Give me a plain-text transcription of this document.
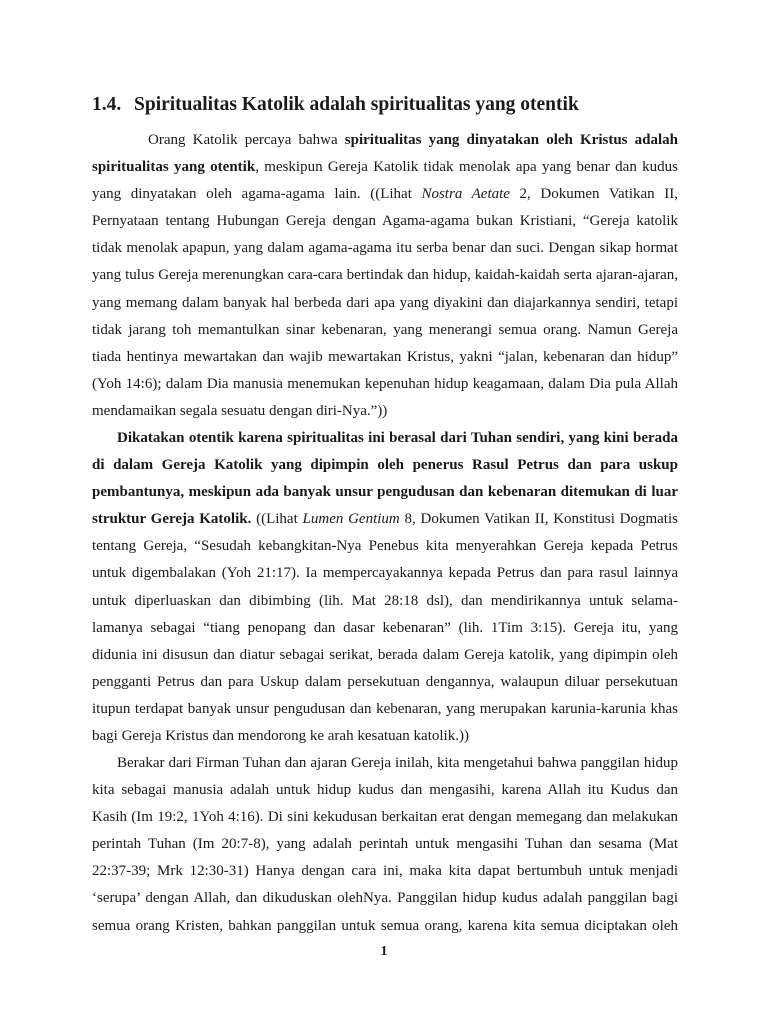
1.4. Spiritualitas Katolik adalah spiritualitas yang otentik
Orang Katolik percaya bahwa spiritualitas yang dinyatakan oleh Kristus adalah
spiritualitas yang otentik, meskipun Gereja Katolik tidak menolak apa yang benar dan kudus
yang dinyatakan oleh agama-agama lain. ((Lihat Nostra Aetate 2, Dokumen Vatikan II,
Pernyataan tentang Hubungan Gereja dengan Agama-agama bukan Kristiani, “Gereja katolik
tidak menolak apapun, yang dalam agama-agama itu serba benar dan suci. Dengan sikap hormat
yang tulus Gereja merenungkan cara-cara bertindak dan hidup, kaidah-kaidah serta ajaran-ajaran,
yang memang dalam banyak hal berbeda dari apa yang diyakini dan diajarkannya sendiri, tetapi
tidak jarang toh memantulkan sinar kebenaran, yang menerangi semua orang. Namun Gereja
tiada hentinya mewartakan dan wajib mewartakan Kristus, yakni “jalan, kebenaran dan hidup”
(Yoh 14:6); dalam Dia manusia menemukan kepenuhan hidup keagamaan, dalam Dia pula Allah
mendamaikan segala sesuatu dengan diri-Nya.”))
Dikatakan otentik karena spiritualitas ini berasal dari Tuhan sendiri, yang kini berada
di dalam Gereja Katolik yang dipimpin oleh penerus Rasul Petrus dan para uskup
pembantunya, meskipun ada banyak unsur pengudusan dan kebenaran ditemukan di luar
struktur Gereja Katolik. ((Lihat Lumen Gentium 8, Dokumen Vatikan II, Konstitusi Dogmatis
tentang Gereja, “Sesudah kebangkitan-Nya Penebus kita menyerahkan Gereja kepada Petrus
untuk digembalakan (Yoh 21:17). Ia mempercayakannya kepada Petrus dan para rasul lainnya
untuk diperluaskan dan dibimbing (lih. Mat 28:18 dsl), dan mendirikannya untuk selama-
lamanya sebagai “tiang penopang dan dasar kebenaran” (lih. 1Tim 3:15). Gereja itu, yang
didunia ini disusun dan diatur sebagai serikat, berada dalam Gereja katolik, yang dipimpin oleh
pengganti Petrus dan para Uskup dalam persekutuan dengannya, walaupun diluar persekutuan
itupun terdapat banyak unsur pengudusan dan kebenaran, yang merupakan karunia-karunia khas
bagi Gereja Kristus dan mendorong ke arah kesatuan katolik.))
Berakar dari Firman Tuhan dan ajaran Gereja inilah, kita mengetahui bahwa panggilan hidup
kita sebagai manusia adalah untuk hidup kudus dan mengasihi, karena Allah itu Kudus dan
Kasih (Im 19:2, 1Yoh 4:16). Di sini kekudusan berkaitan erat dengan memegang dan melakukan
perintah Tuhan (Im 20:7-8), yang adalah perintah untuk mengasihi Tuhan dan sesama (Mat
22:37-39; Mrk 12:30-31) Hanya dengan cara ini, maka kita dapat bertumbuh untuk menjadi
‘serupa’ dengan Allah, dan dikuduskan olehNya. Panggilan hidup kudus adalah panggilan bagi
semua orang Kristen, bahkan panggilan untuk semua orang, karena kita semua diciptakan oleh
1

# REQUIRED TASK
How many of these lines contain "tentang"? Write only the number.

# RESULT
2